● What the exercise asks: Each line of the material below that holds the word "split" needs to be copied.
[Begin Task inputs]
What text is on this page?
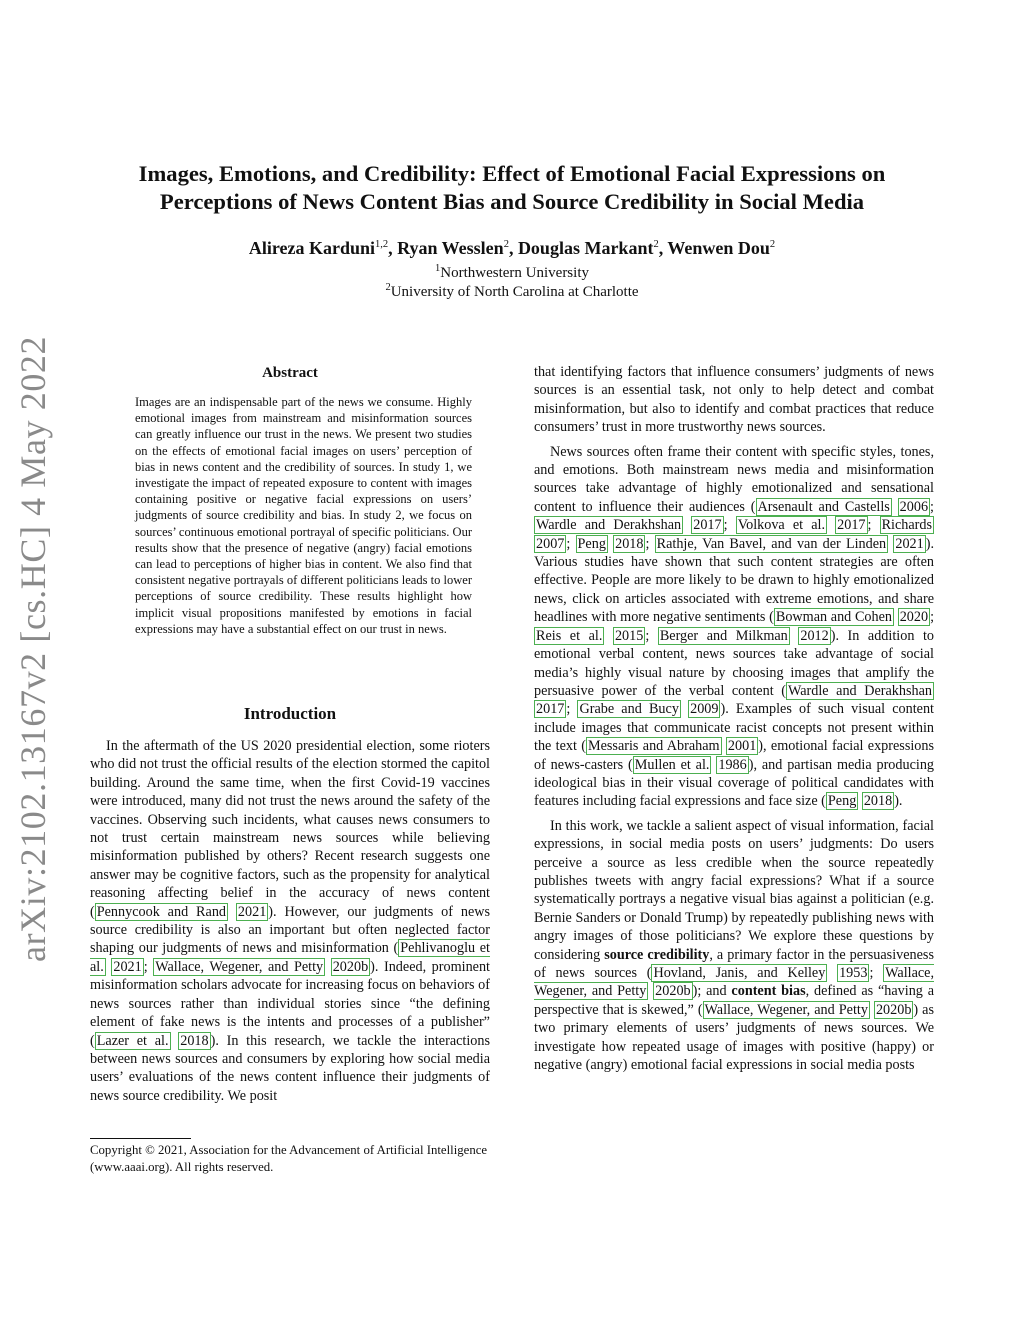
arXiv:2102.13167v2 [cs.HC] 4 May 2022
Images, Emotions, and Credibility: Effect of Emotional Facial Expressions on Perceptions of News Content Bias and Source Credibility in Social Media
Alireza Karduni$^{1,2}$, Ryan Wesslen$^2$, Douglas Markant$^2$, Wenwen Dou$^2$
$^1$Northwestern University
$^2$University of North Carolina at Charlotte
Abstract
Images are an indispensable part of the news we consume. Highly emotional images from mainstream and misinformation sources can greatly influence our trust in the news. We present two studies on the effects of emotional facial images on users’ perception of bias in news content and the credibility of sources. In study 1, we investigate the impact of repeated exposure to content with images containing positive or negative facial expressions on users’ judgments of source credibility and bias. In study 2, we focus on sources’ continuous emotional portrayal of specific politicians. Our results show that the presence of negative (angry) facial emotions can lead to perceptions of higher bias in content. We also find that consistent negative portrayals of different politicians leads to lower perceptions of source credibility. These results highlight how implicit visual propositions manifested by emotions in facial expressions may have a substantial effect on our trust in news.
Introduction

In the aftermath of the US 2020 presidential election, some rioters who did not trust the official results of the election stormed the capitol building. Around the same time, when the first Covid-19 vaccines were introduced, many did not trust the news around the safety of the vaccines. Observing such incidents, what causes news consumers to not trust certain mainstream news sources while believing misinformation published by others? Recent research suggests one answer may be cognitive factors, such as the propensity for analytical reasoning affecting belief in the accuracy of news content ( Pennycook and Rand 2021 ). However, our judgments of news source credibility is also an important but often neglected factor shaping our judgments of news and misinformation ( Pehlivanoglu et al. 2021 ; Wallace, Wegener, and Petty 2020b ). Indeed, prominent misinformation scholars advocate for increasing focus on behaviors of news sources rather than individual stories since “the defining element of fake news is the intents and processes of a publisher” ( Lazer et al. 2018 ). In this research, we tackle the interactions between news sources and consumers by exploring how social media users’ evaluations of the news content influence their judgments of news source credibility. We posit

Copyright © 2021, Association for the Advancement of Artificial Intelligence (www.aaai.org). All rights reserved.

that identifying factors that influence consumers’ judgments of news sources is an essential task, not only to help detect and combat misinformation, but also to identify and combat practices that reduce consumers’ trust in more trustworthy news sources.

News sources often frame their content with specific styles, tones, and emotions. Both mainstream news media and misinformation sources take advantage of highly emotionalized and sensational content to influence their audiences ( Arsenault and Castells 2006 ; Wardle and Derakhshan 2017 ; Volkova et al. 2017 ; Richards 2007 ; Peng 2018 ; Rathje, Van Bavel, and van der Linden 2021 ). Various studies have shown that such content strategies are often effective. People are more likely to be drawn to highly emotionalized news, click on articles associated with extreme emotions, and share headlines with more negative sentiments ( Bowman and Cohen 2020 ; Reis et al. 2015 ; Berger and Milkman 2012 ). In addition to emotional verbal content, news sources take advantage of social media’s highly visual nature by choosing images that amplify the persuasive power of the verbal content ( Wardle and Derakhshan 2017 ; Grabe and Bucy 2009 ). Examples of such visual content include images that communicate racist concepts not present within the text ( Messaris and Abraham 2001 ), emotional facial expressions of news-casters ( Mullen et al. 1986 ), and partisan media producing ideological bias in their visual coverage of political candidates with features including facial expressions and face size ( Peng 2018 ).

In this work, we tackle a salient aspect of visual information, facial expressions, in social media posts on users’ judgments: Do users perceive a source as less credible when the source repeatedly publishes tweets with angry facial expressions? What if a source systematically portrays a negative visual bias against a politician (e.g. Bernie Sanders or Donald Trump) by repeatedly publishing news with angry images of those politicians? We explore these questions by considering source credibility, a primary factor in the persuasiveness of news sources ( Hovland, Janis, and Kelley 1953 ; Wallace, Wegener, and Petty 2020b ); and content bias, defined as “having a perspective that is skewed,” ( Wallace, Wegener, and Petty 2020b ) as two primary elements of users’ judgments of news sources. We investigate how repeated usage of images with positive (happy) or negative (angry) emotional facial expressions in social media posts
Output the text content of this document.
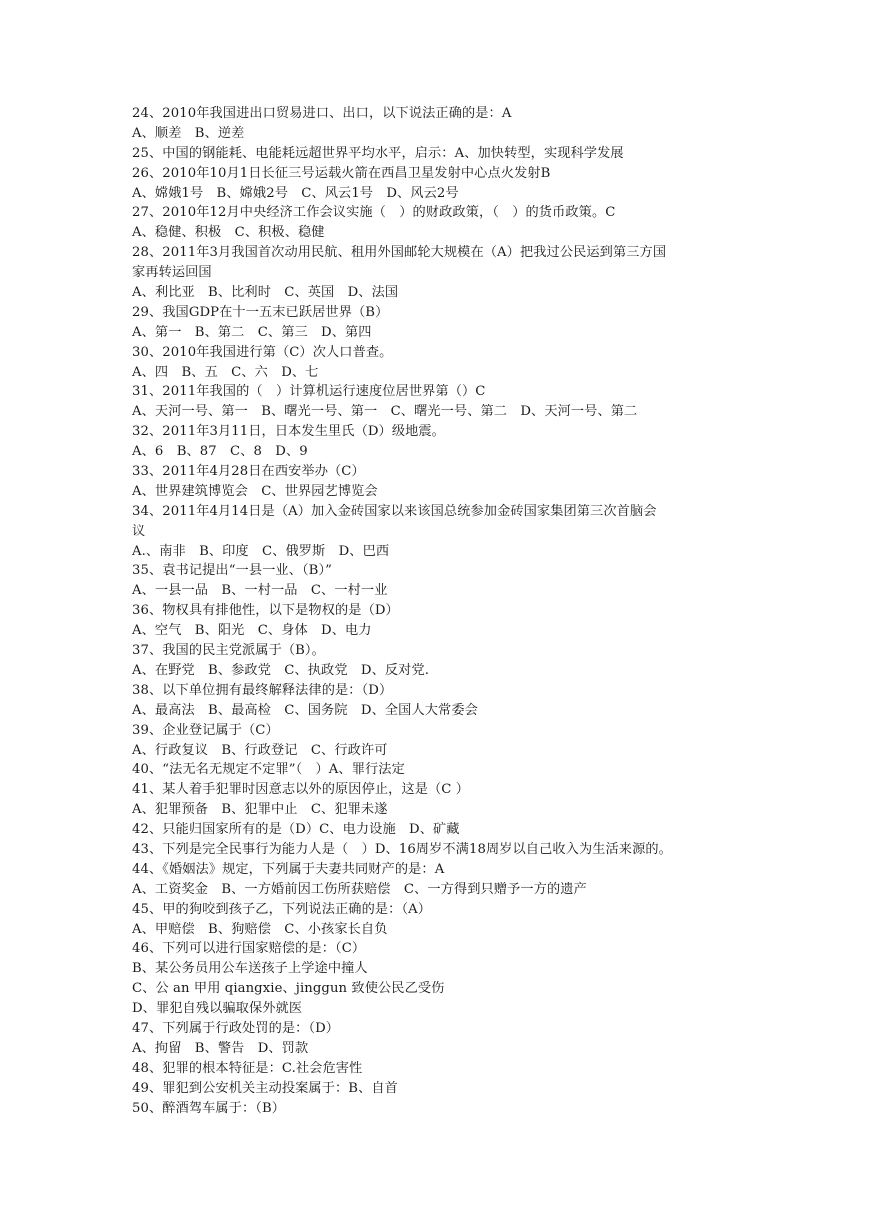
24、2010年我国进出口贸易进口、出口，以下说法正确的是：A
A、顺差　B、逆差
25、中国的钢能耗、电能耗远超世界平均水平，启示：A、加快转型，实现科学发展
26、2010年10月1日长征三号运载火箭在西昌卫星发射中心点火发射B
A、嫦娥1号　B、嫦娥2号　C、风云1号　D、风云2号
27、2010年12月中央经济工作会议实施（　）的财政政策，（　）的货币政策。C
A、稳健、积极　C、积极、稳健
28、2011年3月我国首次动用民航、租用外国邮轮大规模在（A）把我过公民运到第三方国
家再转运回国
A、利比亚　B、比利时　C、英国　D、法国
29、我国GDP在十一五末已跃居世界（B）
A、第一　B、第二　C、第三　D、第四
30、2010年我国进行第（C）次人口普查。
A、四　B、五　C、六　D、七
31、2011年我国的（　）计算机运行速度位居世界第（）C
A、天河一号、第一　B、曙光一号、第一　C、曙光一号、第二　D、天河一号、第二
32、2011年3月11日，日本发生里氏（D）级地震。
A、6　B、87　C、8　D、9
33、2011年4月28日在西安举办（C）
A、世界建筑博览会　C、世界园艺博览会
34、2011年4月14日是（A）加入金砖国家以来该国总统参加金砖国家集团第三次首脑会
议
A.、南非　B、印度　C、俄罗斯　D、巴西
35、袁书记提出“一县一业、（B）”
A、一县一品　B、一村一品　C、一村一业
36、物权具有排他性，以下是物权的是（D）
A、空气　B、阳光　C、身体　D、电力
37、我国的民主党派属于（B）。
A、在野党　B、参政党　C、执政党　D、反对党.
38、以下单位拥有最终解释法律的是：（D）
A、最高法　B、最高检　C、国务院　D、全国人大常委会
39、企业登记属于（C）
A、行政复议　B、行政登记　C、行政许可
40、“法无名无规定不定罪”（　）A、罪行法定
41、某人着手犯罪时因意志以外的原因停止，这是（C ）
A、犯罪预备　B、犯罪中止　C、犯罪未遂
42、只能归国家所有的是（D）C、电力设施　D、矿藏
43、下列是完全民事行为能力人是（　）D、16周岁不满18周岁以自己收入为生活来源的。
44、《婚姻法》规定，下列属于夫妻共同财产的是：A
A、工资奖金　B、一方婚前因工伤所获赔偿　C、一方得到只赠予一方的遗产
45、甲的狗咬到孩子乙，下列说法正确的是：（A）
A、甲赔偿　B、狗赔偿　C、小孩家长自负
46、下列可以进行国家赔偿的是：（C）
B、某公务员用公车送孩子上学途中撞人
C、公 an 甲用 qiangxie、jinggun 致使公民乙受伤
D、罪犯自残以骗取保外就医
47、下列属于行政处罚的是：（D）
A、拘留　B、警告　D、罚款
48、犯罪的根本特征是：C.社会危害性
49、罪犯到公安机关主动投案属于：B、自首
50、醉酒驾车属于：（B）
[End Task inputs]
[Begin Task inputs]
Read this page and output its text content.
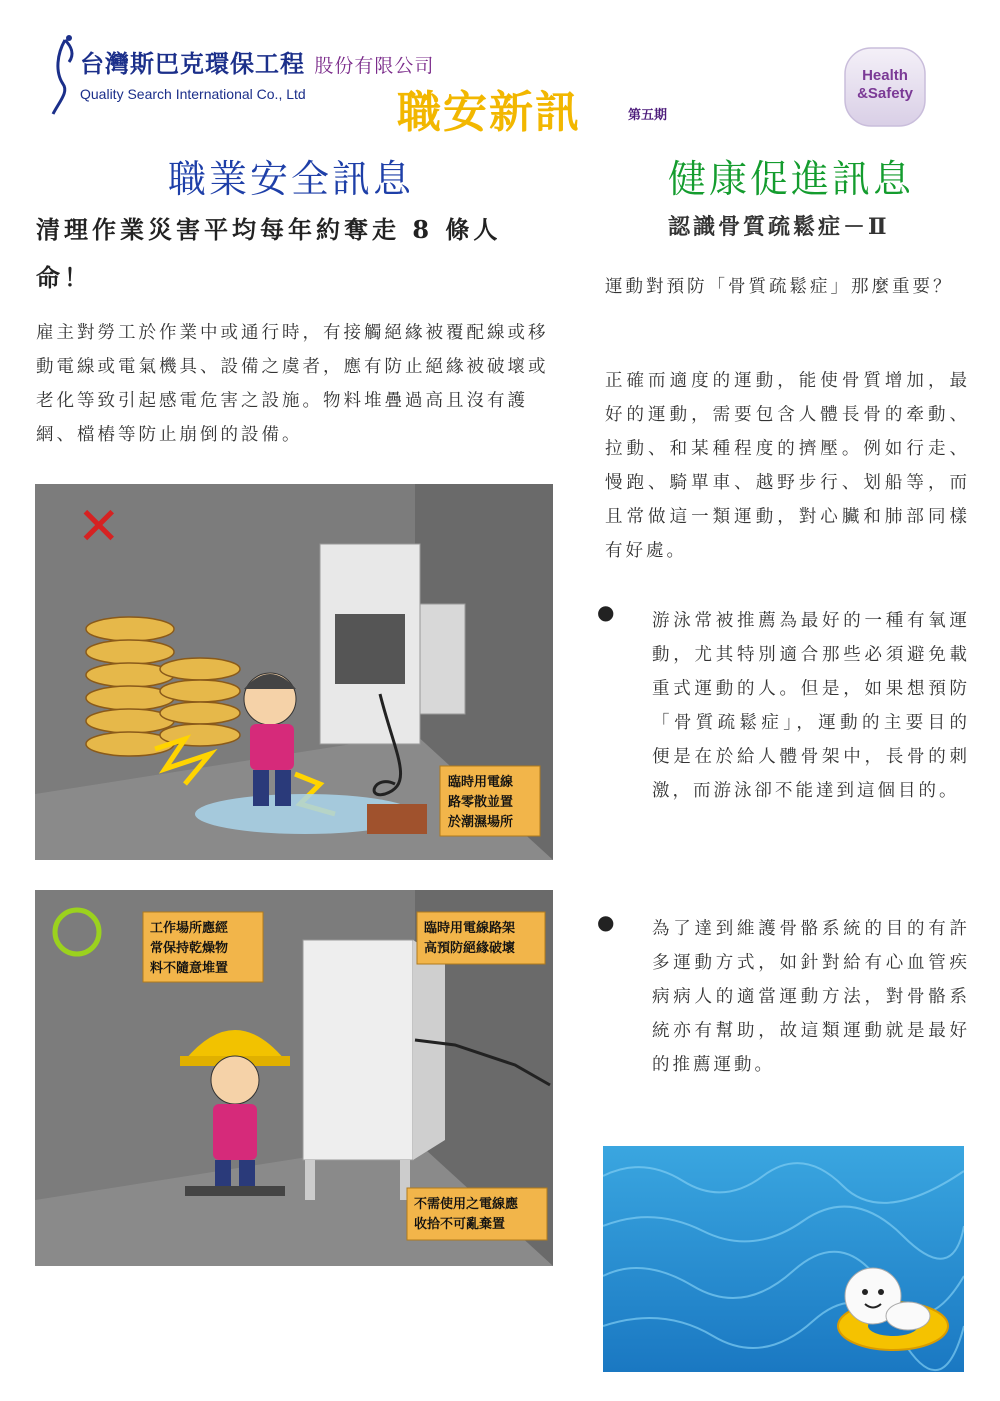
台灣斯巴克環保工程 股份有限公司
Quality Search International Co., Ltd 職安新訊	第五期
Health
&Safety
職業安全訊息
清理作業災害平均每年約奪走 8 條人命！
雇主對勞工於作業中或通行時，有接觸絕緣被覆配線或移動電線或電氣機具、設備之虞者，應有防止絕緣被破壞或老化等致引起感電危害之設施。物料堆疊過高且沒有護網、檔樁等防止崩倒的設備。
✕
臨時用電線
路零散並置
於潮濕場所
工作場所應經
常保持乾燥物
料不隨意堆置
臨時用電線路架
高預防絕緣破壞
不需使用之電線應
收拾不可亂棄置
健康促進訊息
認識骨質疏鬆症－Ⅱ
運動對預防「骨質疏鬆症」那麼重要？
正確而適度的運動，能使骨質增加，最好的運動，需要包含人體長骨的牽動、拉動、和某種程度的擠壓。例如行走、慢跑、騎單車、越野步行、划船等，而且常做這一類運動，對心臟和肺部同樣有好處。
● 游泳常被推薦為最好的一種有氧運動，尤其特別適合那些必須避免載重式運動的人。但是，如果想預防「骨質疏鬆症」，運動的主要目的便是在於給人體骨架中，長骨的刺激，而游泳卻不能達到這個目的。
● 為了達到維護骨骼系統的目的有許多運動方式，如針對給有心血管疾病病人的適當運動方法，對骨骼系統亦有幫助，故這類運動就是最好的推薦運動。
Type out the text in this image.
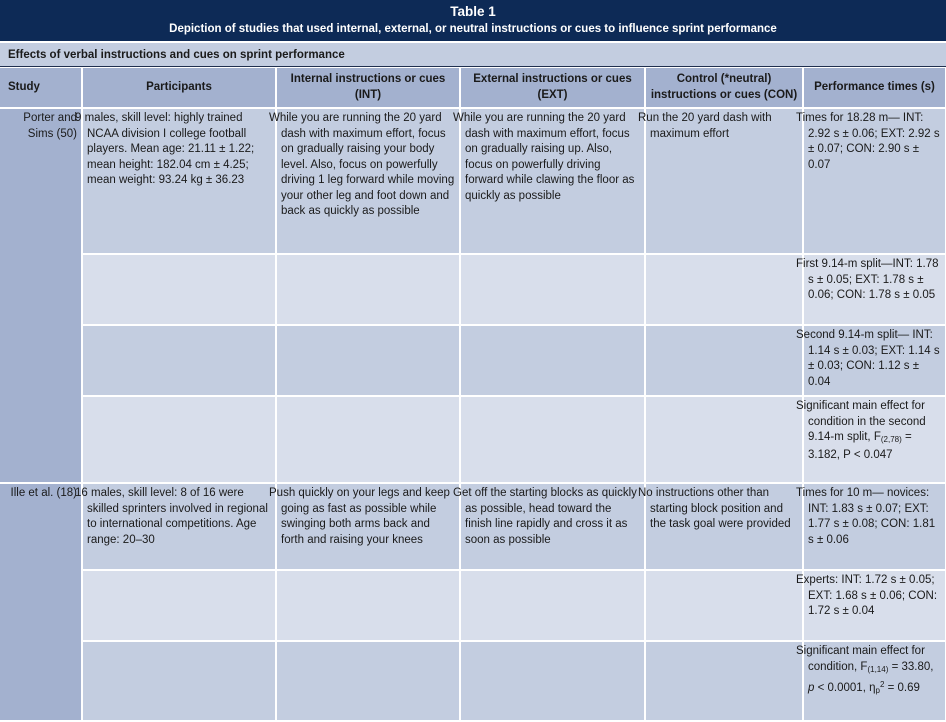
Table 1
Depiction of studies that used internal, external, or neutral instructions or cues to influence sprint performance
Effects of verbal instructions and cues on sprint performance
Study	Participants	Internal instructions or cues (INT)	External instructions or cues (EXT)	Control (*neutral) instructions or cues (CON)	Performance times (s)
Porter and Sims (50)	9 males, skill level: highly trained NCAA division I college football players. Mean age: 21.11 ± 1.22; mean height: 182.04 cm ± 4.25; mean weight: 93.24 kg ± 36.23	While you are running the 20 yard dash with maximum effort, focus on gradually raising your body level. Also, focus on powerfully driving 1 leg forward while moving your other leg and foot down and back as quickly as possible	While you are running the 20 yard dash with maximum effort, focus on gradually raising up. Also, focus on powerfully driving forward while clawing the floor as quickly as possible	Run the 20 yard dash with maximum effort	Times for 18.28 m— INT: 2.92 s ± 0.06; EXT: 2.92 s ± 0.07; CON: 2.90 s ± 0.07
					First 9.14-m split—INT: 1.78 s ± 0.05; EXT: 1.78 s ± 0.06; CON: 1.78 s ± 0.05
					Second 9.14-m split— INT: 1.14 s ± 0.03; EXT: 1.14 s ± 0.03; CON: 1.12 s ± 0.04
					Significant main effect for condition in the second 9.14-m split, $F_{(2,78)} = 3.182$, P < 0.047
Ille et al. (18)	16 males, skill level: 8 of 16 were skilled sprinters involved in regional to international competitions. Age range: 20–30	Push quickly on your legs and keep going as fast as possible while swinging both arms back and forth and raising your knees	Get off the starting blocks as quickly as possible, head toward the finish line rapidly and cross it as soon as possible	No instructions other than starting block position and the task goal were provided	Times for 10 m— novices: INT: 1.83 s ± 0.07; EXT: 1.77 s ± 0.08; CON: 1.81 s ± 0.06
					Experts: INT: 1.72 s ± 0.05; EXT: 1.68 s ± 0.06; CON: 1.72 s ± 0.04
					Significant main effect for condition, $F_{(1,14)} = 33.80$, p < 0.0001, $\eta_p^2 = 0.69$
[End Task inputs]
[Begin Task inputs]
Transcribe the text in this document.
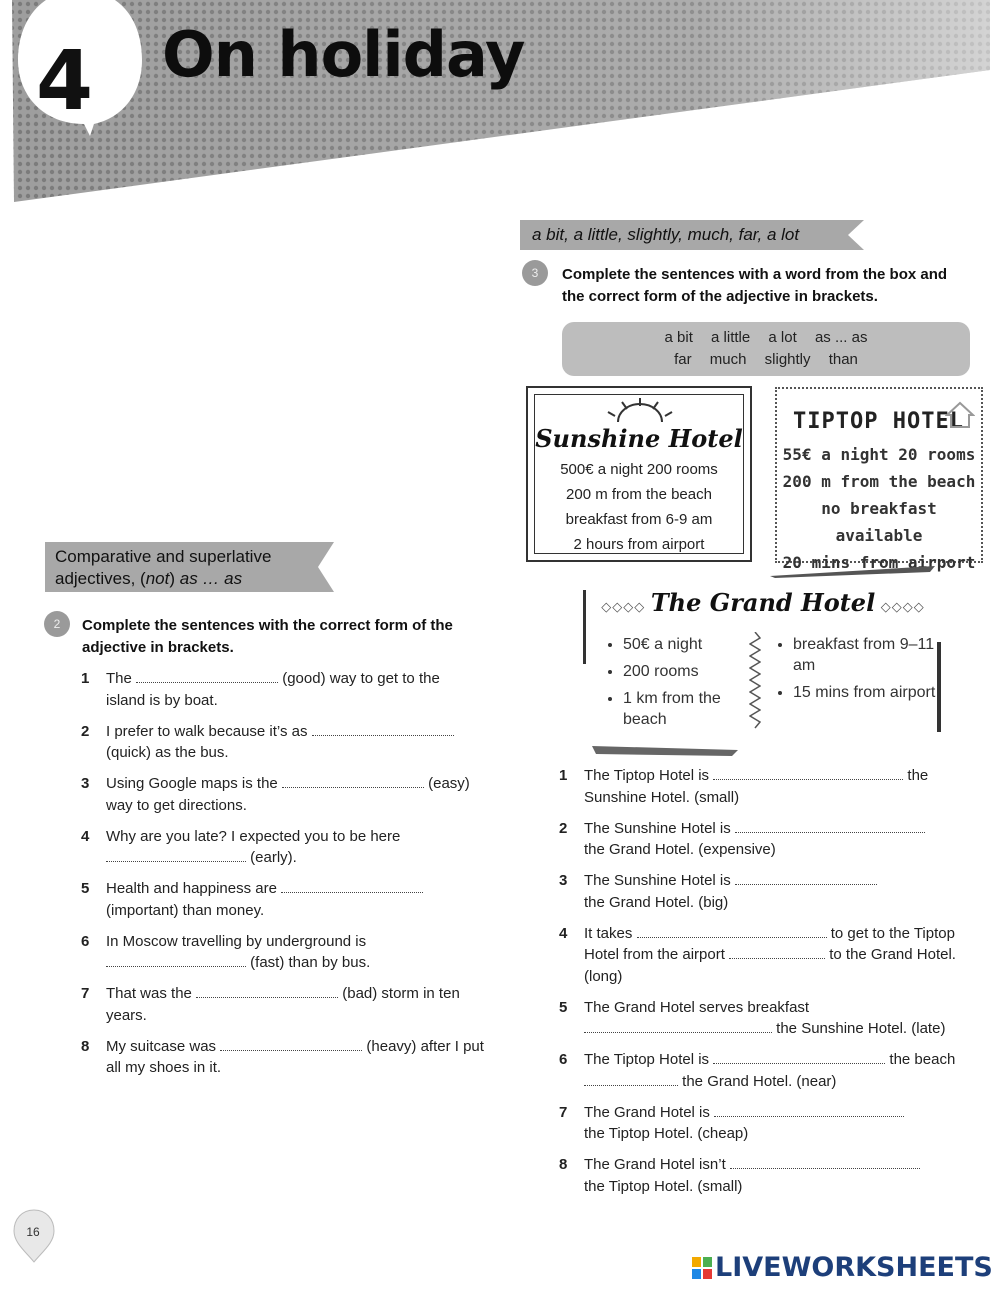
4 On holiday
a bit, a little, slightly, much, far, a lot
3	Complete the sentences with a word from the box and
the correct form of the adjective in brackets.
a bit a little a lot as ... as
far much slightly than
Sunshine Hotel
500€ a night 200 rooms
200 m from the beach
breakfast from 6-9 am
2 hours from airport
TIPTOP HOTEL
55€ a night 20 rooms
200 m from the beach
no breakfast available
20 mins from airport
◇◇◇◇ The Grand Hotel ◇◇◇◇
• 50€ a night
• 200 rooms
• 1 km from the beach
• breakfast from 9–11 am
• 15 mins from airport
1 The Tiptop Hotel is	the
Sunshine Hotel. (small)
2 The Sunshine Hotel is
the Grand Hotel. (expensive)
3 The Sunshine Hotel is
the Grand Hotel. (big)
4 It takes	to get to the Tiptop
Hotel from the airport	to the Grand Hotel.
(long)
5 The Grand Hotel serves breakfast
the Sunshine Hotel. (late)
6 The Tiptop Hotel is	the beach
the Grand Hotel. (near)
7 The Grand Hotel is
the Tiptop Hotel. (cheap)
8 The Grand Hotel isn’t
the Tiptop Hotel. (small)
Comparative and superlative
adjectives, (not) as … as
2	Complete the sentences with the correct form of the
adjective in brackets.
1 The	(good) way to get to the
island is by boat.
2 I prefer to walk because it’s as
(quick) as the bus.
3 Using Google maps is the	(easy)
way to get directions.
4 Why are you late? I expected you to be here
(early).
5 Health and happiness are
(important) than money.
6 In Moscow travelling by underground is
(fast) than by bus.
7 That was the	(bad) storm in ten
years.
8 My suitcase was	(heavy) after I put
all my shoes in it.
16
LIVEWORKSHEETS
[End Task inputs]
● Response to this task:
					First 9.14-m split—INT: 1.78 s ± 0.05; EXT: 1.78 s ± 0.06; CON: 1.78 s ± 0.05
					Second 9.14-m split— INT: 1.14 s ± 0.03; EXT: 1.14 s ± 0.03; CON: 1.12 s ± 0.04
					Significant main effect for condition in the second 9.14-m split, $F_{(2,78)} = 3.182$, P < 0.047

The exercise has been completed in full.